Problem statement
Write every record out again exactly as given.
** BEGIN **
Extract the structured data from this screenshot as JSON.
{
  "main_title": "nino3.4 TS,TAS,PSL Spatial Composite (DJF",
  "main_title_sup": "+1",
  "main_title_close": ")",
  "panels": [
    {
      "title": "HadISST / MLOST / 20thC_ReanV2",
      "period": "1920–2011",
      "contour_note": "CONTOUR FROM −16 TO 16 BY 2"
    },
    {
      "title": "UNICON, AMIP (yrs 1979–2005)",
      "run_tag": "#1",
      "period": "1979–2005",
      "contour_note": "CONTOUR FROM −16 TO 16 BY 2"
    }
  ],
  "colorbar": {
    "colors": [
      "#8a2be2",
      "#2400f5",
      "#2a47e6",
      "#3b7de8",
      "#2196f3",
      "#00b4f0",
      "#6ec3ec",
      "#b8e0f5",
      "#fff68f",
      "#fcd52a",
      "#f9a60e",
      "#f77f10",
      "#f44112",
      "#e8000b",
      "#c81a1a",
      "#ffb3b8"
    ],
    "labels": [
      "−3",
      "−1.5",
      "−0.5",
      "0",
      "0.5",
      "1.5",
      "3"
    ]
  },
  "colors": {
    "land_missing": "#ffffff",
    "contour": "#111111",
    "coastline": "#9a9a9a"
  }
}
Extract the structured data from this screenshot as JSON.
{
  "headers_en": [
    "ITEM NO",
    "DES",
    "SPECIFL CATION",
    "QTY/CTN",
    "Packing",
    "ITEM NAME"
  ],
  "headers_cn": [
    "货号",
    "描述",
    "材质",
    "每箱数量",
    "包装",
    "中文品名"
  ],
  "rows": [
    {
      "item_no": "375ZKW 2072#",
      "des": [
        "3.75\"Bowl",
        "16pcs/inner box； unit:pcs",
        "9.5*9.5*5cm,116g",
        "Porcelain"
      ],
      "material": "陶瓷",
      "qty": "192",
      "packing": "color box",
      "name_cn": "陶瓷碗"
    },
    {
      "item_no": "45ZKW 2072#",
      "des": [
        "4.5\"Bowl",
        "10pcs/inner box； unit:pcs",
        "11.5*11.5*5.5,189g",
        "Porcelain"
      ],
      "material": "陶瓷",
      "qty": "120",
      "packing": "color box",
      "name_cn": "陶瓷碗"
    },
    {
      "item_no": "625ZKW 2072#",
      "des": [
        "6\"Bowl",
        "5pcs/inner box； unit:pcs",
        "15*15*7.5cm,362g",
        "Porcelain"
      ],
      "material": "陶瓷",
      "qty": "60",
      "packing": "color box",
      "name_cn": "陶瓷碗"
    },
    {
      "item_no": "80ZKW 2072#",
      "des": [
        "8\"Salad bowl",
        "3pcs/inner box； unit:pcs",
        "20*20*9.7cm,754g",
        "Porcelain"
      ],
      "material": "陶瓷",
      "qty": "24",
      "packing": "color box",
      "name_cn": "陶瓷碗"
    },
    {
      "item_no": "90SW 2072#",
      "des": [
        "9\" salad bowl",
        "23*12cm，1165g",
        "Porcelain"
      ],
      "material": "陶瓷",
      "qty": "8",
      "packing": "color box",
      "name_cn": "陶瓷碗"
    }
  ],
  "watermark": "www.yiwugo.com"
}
** END **
Written reply
Extract the structured data from this screenshot as JSON.
{
  "main_title": "nino3.4 TS,TAS,PSL Spatial Composite (DJF",
  "main_title_sup": "+1",
  "main_title_close": ")",
  "panels": [
    {
      "title": "HadISST / MLOST / 20thC_ReanV2",
      "period": "1920–2011",
      "contour_note": "CONTOUR FROM −16 TO 16 BY 2"
    },
    {
      "title": "UNICON, AMIP (yrs 1979–2005)",
      "run_tag": "#1",
      "period": "1979–2005",
      "contour_note": "CONTOUR FROM −16 TO 16 BY 2"
    }
  ],
  "colorbar": {
    "colors": [
      "#8a2be2",
      "#2400f5",
      "#2a47e6",
      "#3b7de8",
      "#2196f3",
      "#00b4f0",
      "#6ec3ec",
      "#b8e0f5",
      "#fff68f",
      "#fcd52a",
      "#f9a60e",
      "#f77f10",
      "#f44112",
      "#e8000b",
      "#c81a1a",
      "#ffb3b8"
    ],
    "labels": [
      "−3",
      "−1.5",
      "−0.5",
      "0",
      "0.5",
      "1.5",
      "3"
    ]
  },
  "colors": {
    "land_missing": "#ffffff",
    "contour": "#111111",
    "coastline": "#9a9a9a"
  }
}
Extract the structured data from this screenshot as JSON.
{
  "headers_en": [
    "ITEM NO",
    "DES",
    "SPECIFL CATION",
    "QTY/CTN",
    "Packing",
    "ITEM NAME"
  ],
  "headers_cn": [
    "货号",
    "描述",
    "材质",
    "每箱数量",
    "包装",
    "中文品名"
  ],
  "rows": [
    {
      "item_no": "375ZKW 2072#",
      "des": [
        "3.75\"Bowl",
        "16pcs/inner box； unit:pcs",
        "9.5*9.5*5cm,116g",
        "Porcelain"
      ],
      "material": "陶瓷",
      "qty": "192",
      "packing": "color box",
      "name_cn": "陶瓷碗"
    },
    {
      "item_no": "45ZKW 2072#",
      "des": [
        "4.5\"Bowl",
        "10pcs/inner box； unit:pcs",
        "11.5*11.5*5.5,189g",
        "Porcelain"
      ],
      "material": "陶瓷",
      "qty": "120",
      "packing": "color box",
      "name_cn": "陶瓷碗"
    },
    {
      "item_no": "625ZKW 2072#",
      "des": [
        "6\"Bowl",
        "5pcs/inner box； unit:pcs",
        "15*15*7.5cm,362g",
        "Porcelain"
      ],
      "material": "陶瓷",
      "qty": "60",
      "packing": "color box",
      "name_cn": "陶瓷碗"
    },
    {
      "item_no": "80ZKW 2072#",
      "des": [
        "8\"Salad bowl",
        "3pcs/inner box； unit:pcs",
        "20*20*9.7cm,754g",
        "Porcelain"
      ],
      "material": "陶瓷",
      "qty": "24",
      "packing": "color box",
      "name_cn": "陶瓷碗"
    },
    {
      "item_no": "90SW 2072#",
      "des": [
        "9\" salad bowl",
        "23*12cm，1165g",
        "Porcelain"
      ],
      "material": "陶瓷",
      "qty": "8",
      "packing": "color box",
      "name_cn": "陶瓷碗"
    }
  ],
  "watermark": "www.yiwugo.com"
}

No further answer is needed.